● **What is expected**:
Locate every line in the records below that holds the word "into" and return each one.

● **Dataset**:
________________________________________
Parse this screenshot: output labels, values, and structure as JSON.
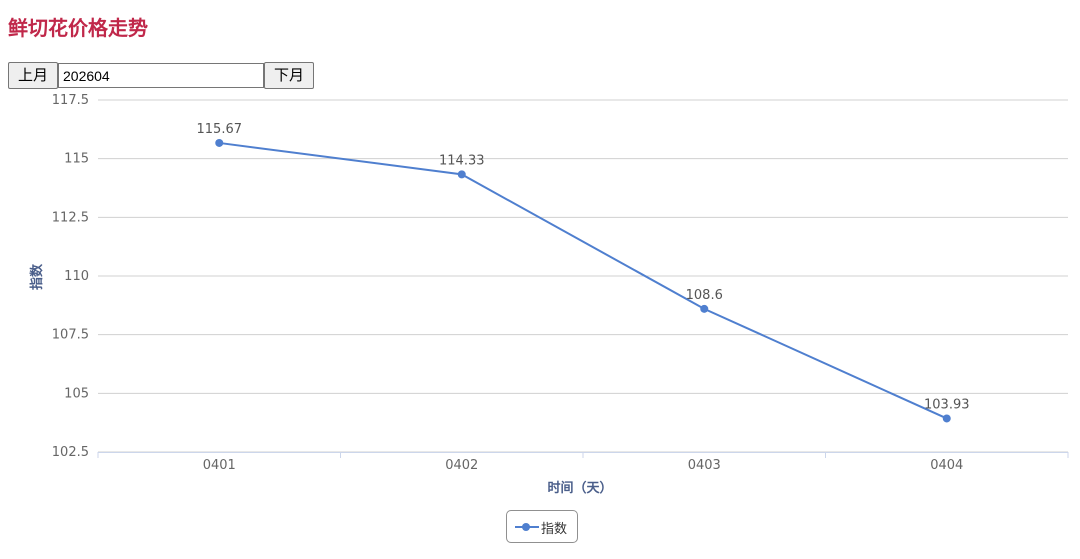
{
  "page": {
    "title": "鲜切花价格走势"
  },
  "toolbar": {
    "prev_label": "上月",
    "month_value": "202604",
    "next_label": "下月"
  },
  "colors": {
    "title": "#c0284a",
    "series": "#4f7fcf",
    "axis_title": "#4a5e8a",
    "grid": "#d0d0d0"
  },
  "chart_data": {
    "type": "line",
    "title": "",
    "xlabel": "时间（天）",
    "ylabel": "指数",
    "categories": [
      "0401",
      "0402",
      "0403",
      "0404"
    ],
    "ylim": [
      102.5,
      117.5
    ],
    "yticks": [
      102.5,
      105,
      107.5,
      110,
      112.5,
      115,
      117.5
    ],
    "ytick_labels": [
      "102.5",
      "105",
      "107.5",
      "110",
      "112.5",
      "115",
      "117.5"
    ],
    "grid": true,
    "legend_position": "bottom",
    "series": [
      {
        "name": "指数",
        "values": [
          115.67,
          114.33,
          108.6,
          103.93
        ],
        "labels": [
          "115.67",
          "114.33",
          "108.6",
          "103.93"
        ]
      }
    ]
  }
}
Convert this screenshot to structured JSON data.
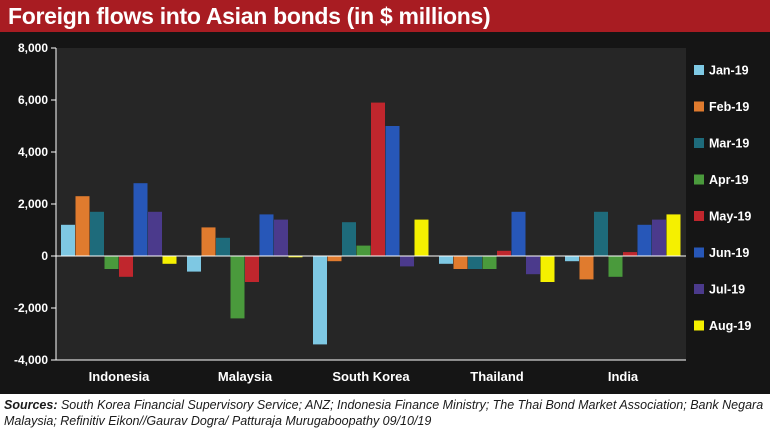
{
  "title": "Foreign flows into Asian bonds (in $ millions)",
  "source": {
    "label": "Sources:",
    "text": " South Korea Financial Supervisory Service; ANZ; Indonesia Finance Ministry; The Thai Bond Market Association; Bank Negara Malaysia; Refinitiv Eikon//Gaurav Dogra/ Patturaja Murugaboopathy 09/10/19"
  },
  "colors": {
    "title_bar": "#a81c22",
    "background": "#151515",
    "plot_area": "#262626",
    "grid": "#3a3a3a"
  },
  "chart_data": {
    "type": "bar",
    "title": "Foreign flows into Asian bonds (in $ millions)",
    "xlabel": "",
    "ylabel": "",
    "ylim": [
      -4000,
      8000
    ],
    "yticks": [
      -4000,
      -2000,
      0,
      2000,
      4000,
      6000,
      8000
    ],
    "ytick_labels": [
      "-4,000",
      "-2,000",
      "0",
      "2,000",
      "4,000",
      "6,000",
      "8,000"
    ],
    "grid": false,
    "legend_position": "right",
    "categories": [
      "Indonesia",
      "Malaysia",
      "South Korea",
      "Thailand",
      "India"
    ],
    "series": [
      {
        "name": "Jan-19",
        "color": "#7ec8e3",
        "values": [
          1200,
          -600,
          -3400,
          -300,
          -200
        ]
      },
      {
        "name": "Feb-19",
        "color": "#e07b2e",
        "values": [
          2300,
          1100,
          -200,
          -500,
          -900
        ]
      },
      {
        "name": "Mar-19",
        "color": "#1e6b7b",
        "values": [
          1700,
          700,
          1300,
          -500,
          1700
        ]
      },
      {
        "name": "Apr-19",
        "color": "#4a9a3c",
        "values": [
          -500,
          -2400,
          400,
          -500,
          -800
        ]
      },
      {
        "name": "May-19",
        "color": "#c0262d",
        "values": [
          -800,
          -1000,
          5900,
          200,
          150
        ]
      },
      {
        "name": "Jun-19",
        "color": "#2757b8",
        "values": [
          2800,
          1600,
          5000,
          1700,
          1200
        ]
      },
      {
        "name": "Jul-19",
        "color": "#4b3a8c",
        "values": [
          1700,
          1400,
          -400,
          -700,
          1400
        ]
      },
      {
        "name": "Aug-19",
        "color": "#f5f000",
        "values": [
          -300,
          -50,
          1400,
          -1000,
          1600
        ]
      }
    ]
  }
}
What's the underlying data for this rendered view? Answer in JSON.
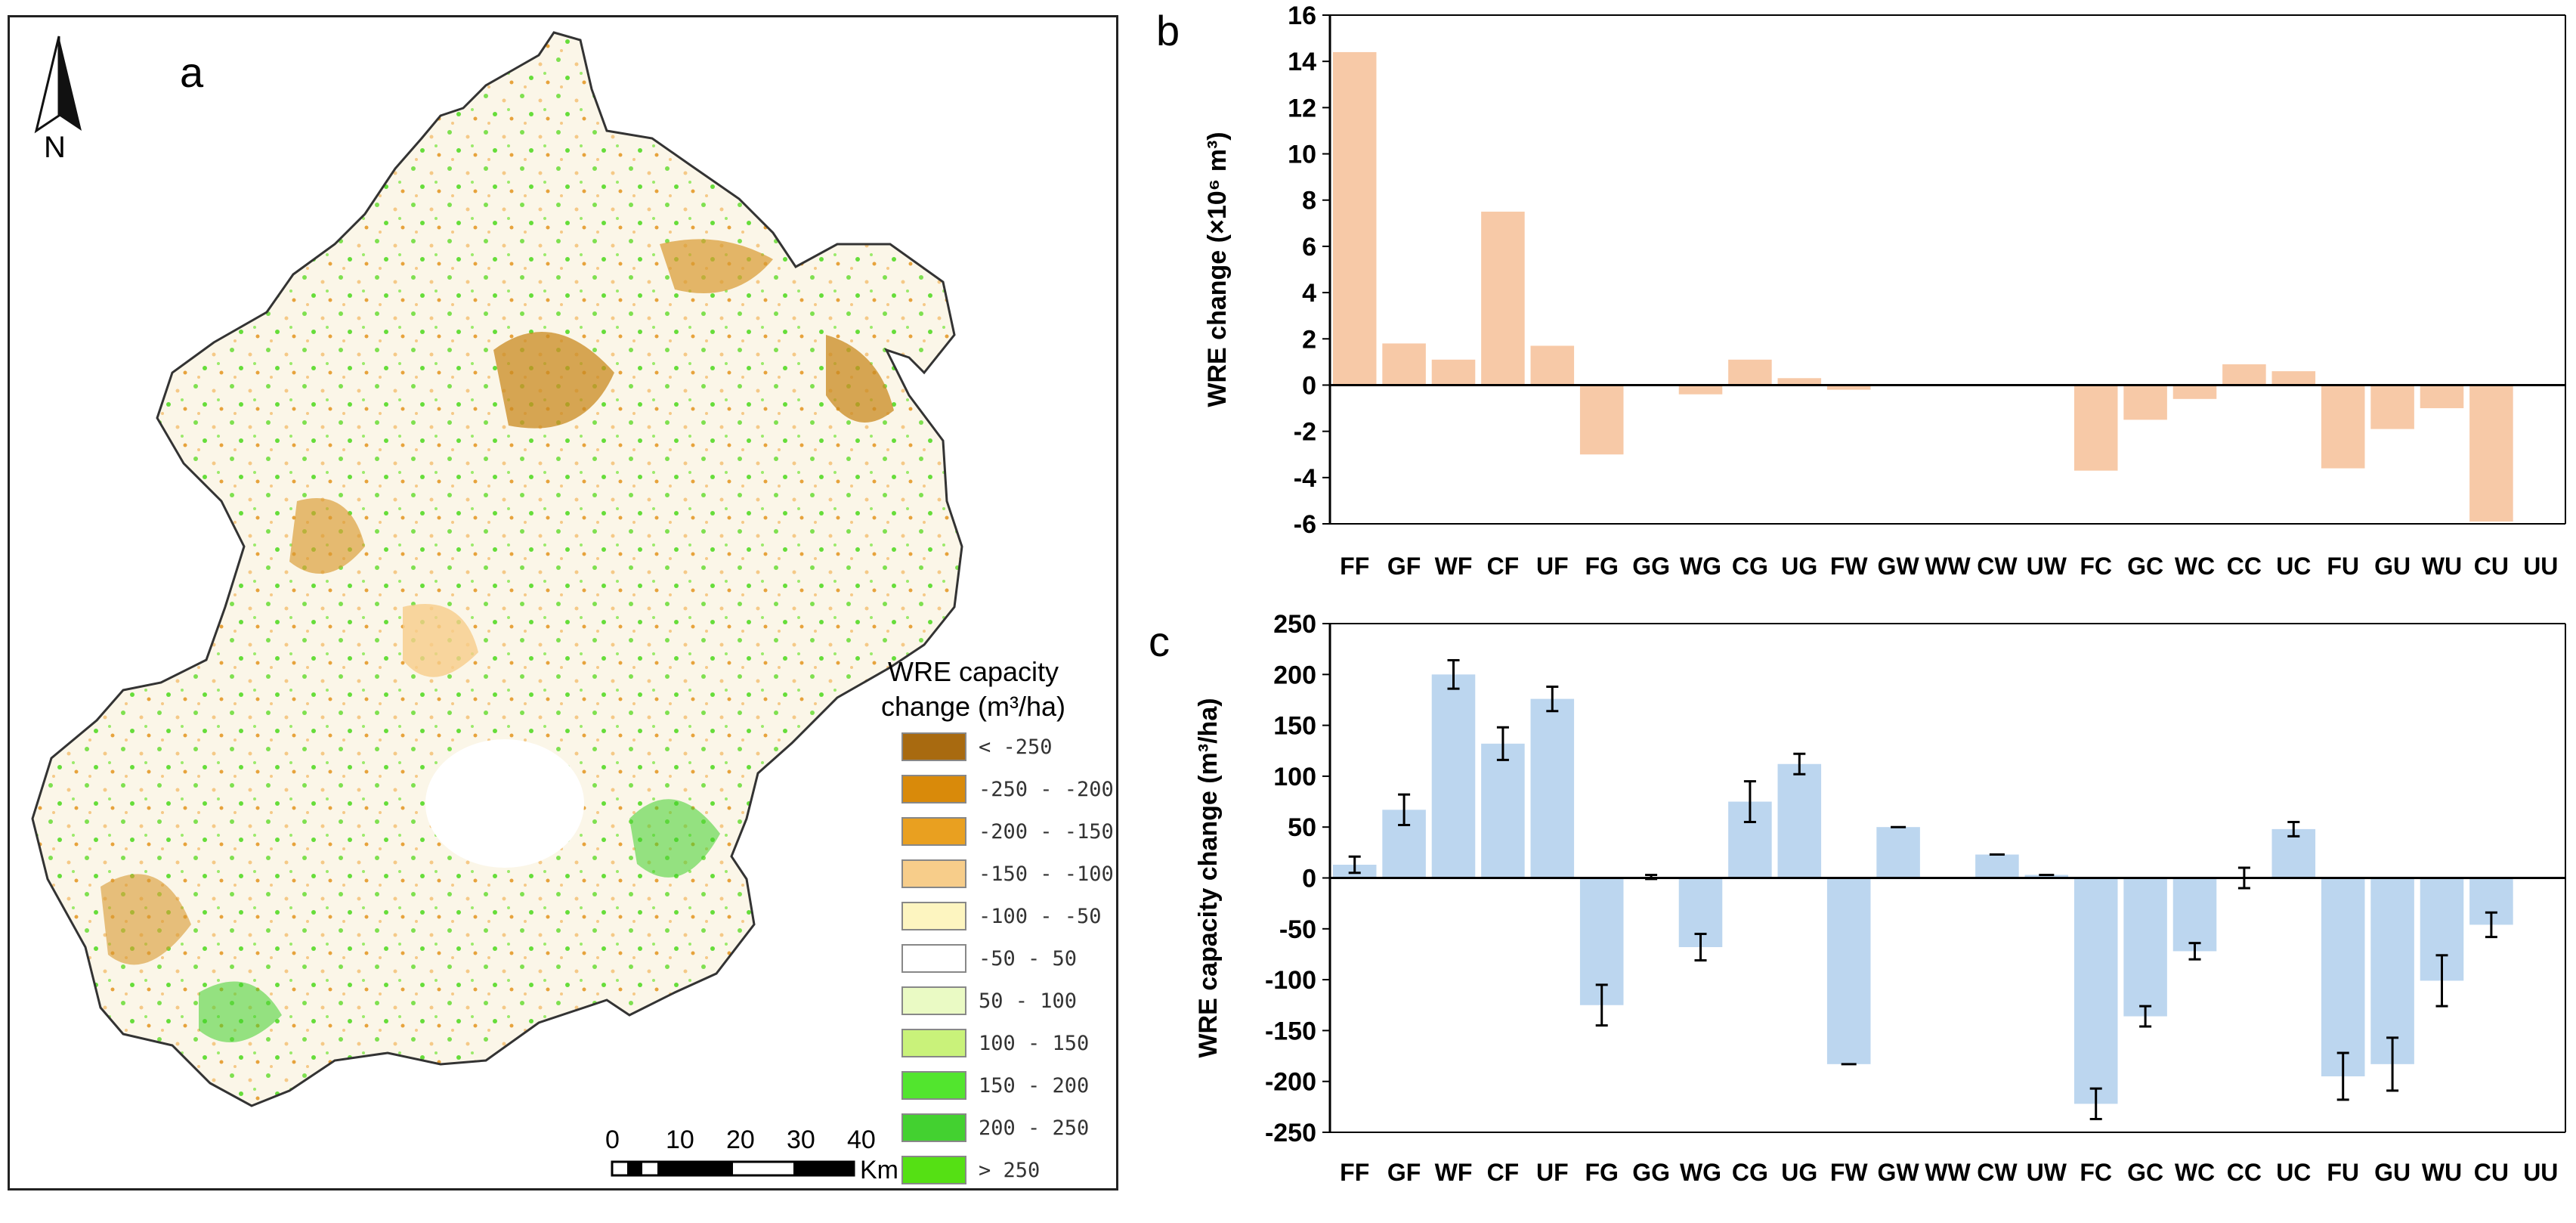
{
  "map_panel": {
    "letter": "a",
    "north_label": "N",
    "legend": {
      "title_line1": "WRE capacity",
      "title_line2": "change (m³/ha)",
      "classes": [
        {
          "label": "< -250",
          "color": "#a86a10"
        },
        {
          "label": "-250 - -200",
          "color": "#d98a0a"
        },
        {
          "label": "-200 - -150",
          "color": "#e9a020"
        },
        {
          "label": "-150 - -100",
          "color": "#f7cd8a"
        },
        {
          "label": "-100 - -50",
          "color": "#fdf5c0"
        },
        {
          "label": "-50 - 50",
          "color": "#ffffff"
        },
        {
          "label": "50 - 100",
          "color": "#eafac4"
        },
        {
          "label": "100 - 150",
          "color": "#c9f27a"
        },
        {
          "label": "150 - 200",
          "color": "#52e52e"
        },
        {
          "label": "200 - 250",
          "color": "#43d130"
        },
        {
          "label": "> 250",
          "color": "#55e014"
        }
      ]
    },
    "scale_bar": {
      "ticks": [
        "0",
        "10",
        "20",
        "30",
        "40"
      ],
      "unit": "Km"
    }
  },
  "chart_data": [
    {
      "panel": "b",
      "type": "bar",
      "title": "",
      "xlabel": "",
      "ylabel": "WRE  change (×10⁶ m³)",
      "ylim": [
        -6,
        16
      ],
      "yticks": [
        -6,
        -4,
        -2,
        0,
        2,
        4,
        6,
        8,
        10,
        12,
        14,
        16
      ],
      "color": "#f7c9a7",
      "categories": [
        "FF",
        "GF",
        "WF",
        "CF",
        "UF",
        "FG",
        "GG",
        "WG",
        "CG",
        "UG",
        "FW",
        "GW",
        "WW",
        "CW",
        "UW",
        "FC",
        "GC",
        "WC",
        "CC",
        "UC",
        "FU",
        "GU",
        "WU",
        "CU",
        "UU"
      ],
      "values": [
        14.4,
        1.8,
        1.1,
        7.5,
        1.7,
        -3.0,
        0,
        -0.4,
        1.1,
        0.3,
        -0.2,
        0,
        0,
        -0.05,
        0,
        -3.7,
        -1.5,
        -0.6,
        0.9,
        0.6,
        -3.6,
        -1.9,
        -1.0,
        -5.9,
        0
      ]
    },
    {
      "panel": "c",
      "type": "bar",
      "title": "",
      "xlabel": "",
      "ylabel": "WRE capacity change (m³/ha)",
      "ylim": [
        -250,
        250
      ],
      "yticks": [
        -250,
        -200,
        -150,
        -100,
        -50,
        0,
        50,
        100,
        150,
        200,
        250
      ],
      "color": "#bcd6ef",
      "categories": [
        "FF",
        "GF",
        "WF",
        "CF",
        "UF",
        "FG",
        "GG",
        "WG",
        "CG",
        "UG",
        "FW",
        "GW",
        "WW",
        "CW",
        "UW",
        "FC",
        "GC",
        "WC",
        "CC",
        "UC",
        "FU",
        "GU",
        "WU",
        "CU",
        "UU"
      ],
      "values": [
        13,
        67,
        200,
        132,
        176,
        -125,
        1,
        -68,
        75,
        112,
        -183,
        50,
        0,
        23,
        3,
        -222,
        -136,
        -72,
        0,
        48,
        -195,
        -183,
        -101,
        -46,
        0
      ],
      "errors": [
        8,
        15,
        14,
        16,
        12,
        20,
        2,
        13,
        20,
        10,
        0,
        0,
        0,
        0,
        0,
        15,
        10,
        8,
        10,
        7,
        23,
        26,
        25,
        12,
        0
      ]
    }
  ]
}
________________________________________
● **Exercise answer**:
  "title": "Foreign flows into Asian bonds (in $ millions)",
    "title": "Foreign flows into Asian bonds (in $ millions)",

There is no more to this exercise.